AIM OF THE TASK
Reproduce the listing word for word, leaving every picture behind.
========================================
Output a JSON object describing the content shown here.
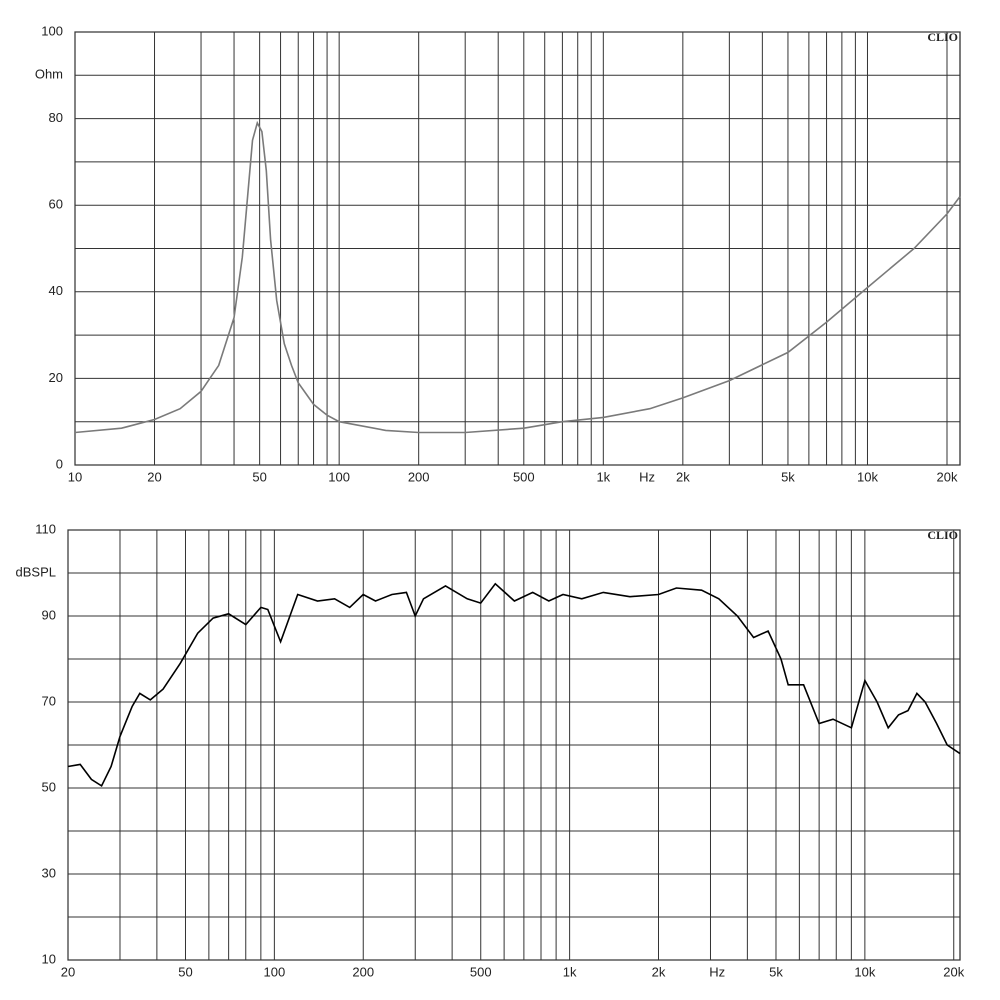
{
  "chart_data": [
    {
      "type": "line",
      "log_x": true,
      "grid": true,
      "ylabel": "Ohm",
      "xlabel": "Hz",
      "annotation": "CLIO",
      "xlim": [
        10,
        22400
      ],
      "ylim": [
        0,
        100
      ],
      "xticks": [
        10,
        20,
        50,
        100,
        200,
        500,
        {
          "value": 1000,
          "label": "1k"
        },
        {
          "value": 2000,
          "label": "2k"
        },
        {
          "value": 5000,
          "label": "5k"
        },
        {
          "value": 10000,
          "label": "10k"
        },
        {
          "value": 20000,
          "label": "20k"
        }
      ],
      "yticks": [
        0,
        20,
        40,
        60,
        80,
        100
      ],
      "x": [
        10,
        15,
        20,
        25,
        30,
        35,
        40,
        43,
        45,
        47,
        49,
        51,
        53,
        55,
        58,
        62,
        66,
        70,
        80,
        90,
        100,
        150,
        200,
        300,
        500,
        700,
        1000,
        1500,
        2000,
        3000,
        5000,
        7000,
        10000,
        15000,
        20000,
        22400
      ],
      "series": [
        {
          "color": "#7a7a7a",
          "values": [
            7.5,
            8.5,
            10.5,
            13,
            17,
            23,
            34,
            48,
            62,
            75,
            79,
            77,
            68,
            52,
            38,
            28,
            23,
            19,
            14,
            11.5,
            10,
            8,
            7.5,
            7.5,
            8.5,
            10,
            11,
            13,
            15.5,
            19.5,
            26,
            33,
            41,
            50,
            58,
            62
          ]
        }
      ]
    },
    {
      "type": "line",
      "log_x": true,
      "grid": true,
      "ylabel": "dBSPL",
      "xlabel": "Hz",
      "annotation": "CLIO",
      "xlim": [
        20,
        21000
      ],
      "ylim": [
        10,
        110
      ],
      "xticks": [
        20,
        50,
        100,
        200,
        500,
        {
          "value": 1000,
          "label": "1k"
        },
        {
          "value": 2000,
          "label": "2k"
        },
        {
          "value": 5000,
          "label": "5k"
        },
        {
          "value": 10000,
          "label": "10k"
        },
        {
          "value": 20000,
          "label": "20k"
        }
      ],
      "yticks": [
        10,
        30,
        50,
        70,
        90,
        110
      ],
      "x": [
        20,
        22,
        24,
        26,
        28,
        30,
        33,
        35,
        38,
        42,
        48,
        55,
        62,
        70,
        80,
        90,
        95,
        105,
        120,
        140,
        160,
        180,
        200,
        220,
        250,
        280,
        300,
        320,
        380,
        450,
        500,
        560,
        650,
        750,
        850,
        950,
        1100,
        1300,
        1600,
        2000,
        2300,
        2800,
        3200,
        3700,
        4200,
        4700,
        5200,
        5500,
        6200,
        7000,
        7800,
        9000,
        10000,
        11000,
        12000,
        13000,
        14000,
        15000,
        16000,
        17500,
        19000,
        21000
      ],
      "series": [
        {
          "color": "#000000",
          "values": [
            55,
            55.5,
            52,
            50.5,
            55,
            62,
            69,
            72,
            70.5,
            73,
            79,
            86,
            89.5,
            90.5,
            88,
            92,
            91.5,
            84,
            95,
            93.5,
            94,
            92,
            95,
            93.5,
            95,
            95.5,
            90,
            94,
            97,
            94,
            93,
            97.5,
            93.5,
            95.5,
            93.5,
            95,
            94,
            95.5,
            94.5,
            95,
            96.5,
            96,
            94,
            90,
            85,
            86.5,
            80,
            74,
            74,
            65,
            66,
            64,
            75,
            70,
            64,
            67,
            68,
            72,
            70,
            65,
            60,
            58
          ]
        }
      ]
    }
  ]
}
========================================
RESULT FOR THIS TASK
Output a JSON object describing the content shown here.
{
  "chart_data": [
    {
      "type": "line",
      "log_x": true,
      "grid": true,
      "ylabel": "Ohm",
      "xlabel": "Hz",
      "annotation": "CLIO",
      "xlim": [
        10,
        22400
      ],
      "ylim": [
        0,
        100
      ],
      "xticks": [
        10,
        20,
        50,
        100,
        200,
        500,
        {
          "value": 1000,
          "label": "1k"
        },
        {
          "value": 2000,
          "label": "2k"
        },
        {
          "value": 5000,
          "label": "5k"
        },
        {
          "value": 10000,
          "label": "10k"
        },
        {
          "value": 20000,
          "label": "20k"
        }
      ],
      "yticks": [
        0,
        20,
        40,
        60,
        80,
        100
      ],
      "x": [
        10,
        15,
        20,
        25,
        30,
        35,
        40,
        43,
        45,
        47,
        49,
        51,
        53,
        55,
        58,
        62,
        66,
        70,
        80,
        90,
        100,
        150,
        200,
        300,
        500,
        700,
        1000,
        1500,
        2000,
        3000,
        5000,
        7000,
        10000,
        15000,
        20000,
        22400
      ],
      "series": [
        {
          "color": "#7a7a7a",
          "values": [
            7.5,
            8.5,
            10.5,
            13,
            17,
            23,
            34,
            48,
            62,
            75,
            79,
            77,
            68,
            52,
            38,
            28,
            23,
            19,
            14,
            11.5,
            10,
            8,
            7.5,
            7.5,
            8.5,
            10,
            11,
            13,
            15.5,
            19.5,
            26,
            33,
            41,
            50,
            58,
            62
          ]
        }
      ]
    },
    {
      "type": "line",
      "log_x": true,
      "grid": true,
      "ylabel": "dBSPL",
      "xlabel": "Hz",
      "annotation": "CLIO",
      "xlim": [
        20,
        21000
      ],
      "ylim": [
        10,
        110
      ],
      "xticks": [
        20,
        50,
        100,
        200,
        500,
        {
          "value": 1000,
          "label": "1k"
        },
        {
          "value": 2000,
          "label": "2k"
        },
        {
          "value": 5000,
          "label": "5k"
        },
        {
          "value": 10000,
          "label": "10k"
        },
        {
          "value": 20000,
          "label": "20k"
        }
      ],
      "yticks": [
        10,
        30,
        50,
        70,
        90,
        110
      ],
      "x": [
        20,
        22,
        24,
        26,
        28,
        30,
        33,
        35,
        38,
        42,
        48,
        55,
        62,
        70,
        80,
        90,
        95,
        105,
        120,
        140,
        160,
        180,
        200,
        220,
        250,
        280,
        300,
        320,
        380,
        450,
        500,
        560,
        650,
        750,
        850,
        950,
        1100,
        1300,
        1600,
        2000,
        2300,
        2800,
        3200,
        3700,
        4200,
        4700,
        5200,
        5500,
        6200,
        7000,
        7800,
        9000,
        10000,
        11000,
        12000,
        13000,
        14000,
        15000,
        16000,
        17500,
        19000,
        21000
      ],
      "series": [
        {
          "color": "#000000",
          "values": [
            55,
            55.5,
            52,
            50.5,
            55,
            62,
            69,
            72,
            70.5,
            73,
            79,
            86,
            89.5,
            90.5,
            88,
            92,
            91.5,
            84,
            95,
            93.5,
            94,
            92,
            95,
            93.5,
            95,
            95.5,
            90,
            94,
            97,
            94,
            93,
            97.5,
            93.5,
            95.5,
            93.5,
            95,
            94,
            95.5,
            94.5,
            95,
            96.5,
            96,
            94,
            90,
            85,
            86.5,
            80,
            74,
            74,
            65,
            66,
            64,
            75,
            70,
            64,
            67,
            68,
            72,
            70,
            65,
            60,
            58
          ]
        }
      ]
    }
  ]
}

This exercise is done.